TEXT TO READ
Monday 18 June 2018

Gold set for biggest daily fall in a month

London, January 30, 2012

Gold was set for its steepest one-day fall in a month on Monday, under pressure from a retreat in investor risk appetite that undermined the euro, although the bullion price remained within sight of last week's seven-week highs.

The euro fell back from six-week highs, and European shares came under pressure from a decline across the banking sector after Greece and its creditors failed to come up with an agreement on a debt swap ahead of the start of a key European summit.

EU leaders, who will sign off on a permanent rescue fund for the euro zone on Monday, are expected to agree on a balanced budget rule in national legislation, but Greece's unresolved problems cast a shadow on the discussions.

Last week, the gold price staged its largest weekly rally in three months to reach a high of $1,739 an ounce after the Federal Reserve signalled it expected no change to near-zero US interest rates for nearly three years and data showed the US economy grew more slowly than expected in the final quarter of 2011.

Spot gold was down 1 per cent at $1,720.00 an ounce at 1100 GMT, having risen by around 4.5 per cent the previous week.

"Without a doubt, this morning the main story is the risk sell-off, whether we like it or not these days, on ... what concerns there are towards the euro and euro zone," RBS analyst NIkos Kavalis said.

"At the moment, we think a correction is very possible for the (precious) sector overall, rather than for one of them. But, if this were to materialise, this would be a bull market correction rather than a change in trend and a change in sentiment," he said.

Reflecting investors' growing appetite for gold, data on Friday from the Commodity Futures Trading Commission showed speculators in US gold futures raised their holdings for a third week in a row, marking the longest stretch of increases in the net non-commercial position on Comex in six months.

Also, holdings of metal in exchange-traded funds backed by physical gold, often used by analysts as a gauge of more immediate switches in investor demand, rose by nearly 200,000 ounces last week to 69.324 million ounces, their highest since late December, following inflows of metal into the SPDR Gold Trust, the world's largest gold ETF, as well as into the ETF Securities' Swiss gold fund.

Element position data
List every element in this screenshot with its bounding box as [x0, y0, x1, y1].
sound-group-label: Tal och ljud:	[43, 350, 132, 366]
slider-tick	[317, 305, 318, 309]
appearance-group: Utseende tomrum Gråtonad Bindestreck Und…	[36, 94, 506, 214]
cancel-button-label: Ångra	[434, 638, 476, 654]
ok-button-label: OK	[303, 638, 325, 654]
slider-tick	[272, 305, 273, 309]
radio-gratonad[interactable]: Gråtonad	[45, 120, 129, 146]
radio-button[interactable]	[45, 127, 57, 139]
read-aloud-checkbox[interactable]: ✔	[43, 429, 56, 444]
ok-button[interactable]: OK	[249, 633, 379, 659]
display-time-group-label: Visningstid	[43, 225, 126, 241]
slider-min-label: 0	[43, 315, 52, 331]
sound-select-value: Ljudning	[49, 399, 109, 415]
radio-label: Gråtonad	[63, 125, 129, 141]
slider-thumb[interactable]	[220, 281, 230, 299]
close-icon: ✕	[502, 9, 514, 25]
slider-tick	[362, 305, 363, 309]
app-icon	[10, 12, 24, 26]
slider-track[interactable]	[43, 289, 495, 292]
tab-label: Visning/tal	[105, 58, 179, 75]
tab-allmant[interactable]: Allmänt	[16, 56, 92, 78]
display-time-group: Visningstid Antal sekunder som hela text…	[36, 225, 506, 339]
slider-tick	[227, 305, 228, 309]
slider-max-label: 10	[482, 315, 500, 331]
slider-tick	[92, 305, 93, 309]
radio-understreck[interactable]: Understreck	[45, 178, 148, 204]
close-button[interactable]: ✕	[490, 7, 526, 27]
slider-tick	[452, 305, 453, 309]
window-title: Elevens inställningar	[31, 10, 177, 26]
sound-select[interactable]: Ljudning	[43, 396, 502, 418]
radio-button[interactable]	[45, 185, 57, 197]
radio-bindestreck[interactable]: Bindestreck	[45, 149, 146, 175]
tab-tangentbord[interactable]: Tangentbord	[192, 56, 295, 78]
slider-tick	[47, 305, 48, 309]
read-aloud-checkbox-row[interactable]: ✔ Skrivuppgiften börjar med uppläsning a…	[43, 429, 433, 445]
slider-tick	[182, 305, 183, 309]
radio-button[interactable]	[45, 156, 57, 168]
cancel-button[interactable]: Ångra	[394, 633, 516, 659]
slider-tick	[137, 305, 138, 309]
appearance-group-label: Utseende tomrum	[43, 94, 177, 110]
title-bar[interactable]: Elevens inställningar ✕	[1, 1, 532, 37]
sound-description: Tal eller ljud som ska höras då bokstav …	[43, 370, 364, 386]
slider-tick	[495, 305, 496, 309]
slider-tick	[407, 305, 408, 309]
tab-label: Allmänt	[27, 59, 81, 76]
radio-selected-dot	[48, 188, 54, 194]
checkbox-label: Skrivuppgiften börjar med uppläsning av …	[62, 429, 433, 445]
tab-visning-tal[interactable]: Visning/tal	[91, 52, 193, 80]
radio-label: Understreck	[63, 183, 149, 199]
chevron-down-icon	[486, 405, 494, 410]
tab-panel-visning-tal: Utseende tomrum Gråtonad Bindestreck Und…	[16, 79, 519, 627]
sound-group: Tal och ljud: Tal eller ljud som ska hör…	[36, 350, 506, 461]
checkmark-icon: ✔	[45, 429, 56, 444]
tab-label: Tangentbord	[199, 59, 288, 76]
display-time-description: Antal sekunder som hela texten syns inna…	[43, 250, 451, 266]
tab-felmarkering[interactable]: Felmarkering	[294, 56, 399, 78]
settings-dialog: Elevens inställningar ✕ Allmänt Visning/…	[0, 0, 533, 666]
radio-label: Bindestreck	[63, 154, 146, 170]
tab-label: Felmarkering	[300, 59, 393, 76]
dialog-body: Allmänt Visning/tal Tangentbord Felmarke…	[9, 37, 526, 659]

EXERCISES
**A.** Could you transcribe the gold price article word for word, starting with "Gold was set" and going on through "key European summit."?
**B.** Format the entries as a JSON list of strings, one string per line with blank lines left out, starting with the first line of the entries and going on through the line with "399, 109, 415]".

PROBLEM SOLUTIONS
**A.**
Gold was set for its steepest one-day fall in a month on Monday, under pressure from a retreat in investor risk appetite that undermined the euro, although the bullion price remained within sight of last week's seven-week highs.

The euro fell back from six-week highs, and European shares came under pressure from a decline across the banking sector after Greece and its creditors failed to come up with an agreement on a debt swap ahead of the start of a key European summit.

**B.**
[
  "List every element in this screenshot with its bounding box as [x0, y0, x1, y1].",
  "sound-group-label: Tal och ljud:\t[43, 350, 132, 366]",
  "slider-tick\t[317, 305, 318, 309]",
  "appearance-group: Utseende tomrum Gråtonad Bindestreck Und…\t[36, 94, 506, 214]",
  "cancel-button-label: Ångra\t[434, 638, 476, 654]",
  "ok-button-label: OK\t[303, 638, 325, 654]",
  "slider-tick\t[272, 305, 273, 309]",
  "radio-gratonad[interactable]: Gråtonad\t[45, 120, 129, 146]",
  "radio-button[interactable]\t[45, 127, 57, 139]",
  "read-aloud-checkbox[interactable]: ✔\t[43, 429, 56, 444]",
  "ok-button[interactable]: OK\t[249, 633, 379, 659]",
  "display-time-group-label: Visningstid\t[43, 225, 126, 241]",
  "slider-min-label: 0\t[43, 315, 52, 331]",
  "sound-select-value: Ljudning\t[49, 399, 109, 415]"
]